What is needed here is an exact copy of every entry.

◇ ◇ ◇

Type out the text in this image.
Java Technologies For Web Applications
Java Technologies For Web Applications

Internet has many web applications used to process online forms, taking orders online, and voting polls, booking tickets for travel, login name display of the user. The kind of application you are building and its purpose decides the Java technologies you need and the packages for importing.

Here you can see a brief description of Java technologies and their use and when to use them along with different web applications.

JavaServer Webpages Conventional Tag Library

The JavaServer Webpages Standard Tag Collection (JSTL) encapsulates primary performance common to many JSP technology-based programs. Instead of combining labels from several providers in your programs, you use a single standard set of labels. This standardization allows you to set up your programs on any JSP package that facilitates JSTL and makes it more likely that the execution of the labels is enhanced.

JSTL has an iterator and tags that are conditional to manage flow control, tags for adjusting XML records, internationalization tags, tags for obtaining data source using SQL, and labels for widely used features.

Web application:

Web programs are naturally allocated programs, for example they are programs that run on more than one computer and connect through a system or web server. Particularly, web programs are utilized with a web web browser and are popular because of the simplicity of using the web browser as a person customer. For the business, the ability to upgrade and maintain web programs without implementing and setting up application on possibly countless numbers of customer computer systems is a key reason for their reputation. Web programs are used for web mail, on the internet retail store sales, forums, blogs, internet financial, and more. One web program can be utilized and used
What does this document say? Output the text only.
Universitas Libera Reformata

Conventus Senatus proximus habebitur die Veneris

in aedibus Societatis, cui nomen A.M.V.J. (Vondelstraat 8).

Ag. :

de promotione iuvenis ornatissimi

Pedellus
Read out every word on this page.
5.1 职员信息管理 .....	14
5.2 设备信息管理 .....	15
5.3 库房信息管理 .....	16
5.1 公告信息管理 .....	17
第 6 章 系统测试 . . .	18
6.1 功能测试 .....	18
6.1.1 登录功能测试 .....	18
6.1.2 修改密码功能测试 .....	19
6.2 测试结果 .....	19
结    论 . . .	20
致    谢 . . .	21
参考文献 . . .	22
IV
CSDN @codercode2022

◇ ◇ ◇

◆ **Task output**
Type out the text in this image.
Java Technologies For Web Applications
Java Technologies For Web Applications

Internet has many web applications used to process online forms, taking orders online, and voting polls, booking tickets for travel, login name display of the user. The kind of application you are building and its purpose decides the Java technologies you need and the packages for importing.

Here you can see a brief description of Java technologies and their use and when to use them along with different web applications.

JavaServer Webpages Conventional Tag Library

The JavaServer Webpages Standard Tag Collection (JSTL) encapsulates primary performance common to many JSP technology-based programs. Instead of combining labels from several providers in your programs, you use a single standard set of labels. This standardization allows you to set up your programs on any JSP package that facilitates JSTL and makes it more likely that the execution of the labels is enhanced.

JSTL has an iterator and tags that are conditional to manage flow control, tags for adjusting XML records, internationalization tags, tags for obtaining data source using SQL, and labels for widely used features.

Web application:

Web programs are naturally allocated programs, for example they are programs that run on more than one computer and connect through a system or web server. Particularly, web programs are utilized with a web web browser and are popular because of the simplicity of using the web browser as a person customer. For the business, the ability to upgrade and maintain web programs without implementing and setting up application on possibly countless numbers of customer computer systems is a key reason for their reputation. Web programs are used for web mail, on the internet retail store sales, forums, blogs, internet financial, and more. One web program can be utilized and used
What does this document say? Output the text only.
Universitas Libera Reformata

Conventus Senatus proximus habebitur die Veneris

in aedibus Societatis, cui nomen A.M.V.J. (Vondelstraat 8).

Ag. :

de promotione iuvenis ornatissimi

Pedellus
Read out every word on this page.
5.1 职员信息管理 .....	14
5.2 设备信息管理 .....	15
5.3 库房信息管理 .....	16
5.1 公告信息管理 .....	17
第 6 章 系统测试 . . .	18
6.1 功能测试 .....	18
6.1.1 登录功能测试 .....	18
6.1.2 修改密码功能测试 .....	19
6.2 测试结果 .....	19
结    论 . . .	20
致    谢 . . .	21
参考文献 . . .	22
IV
CSDN @codercode2022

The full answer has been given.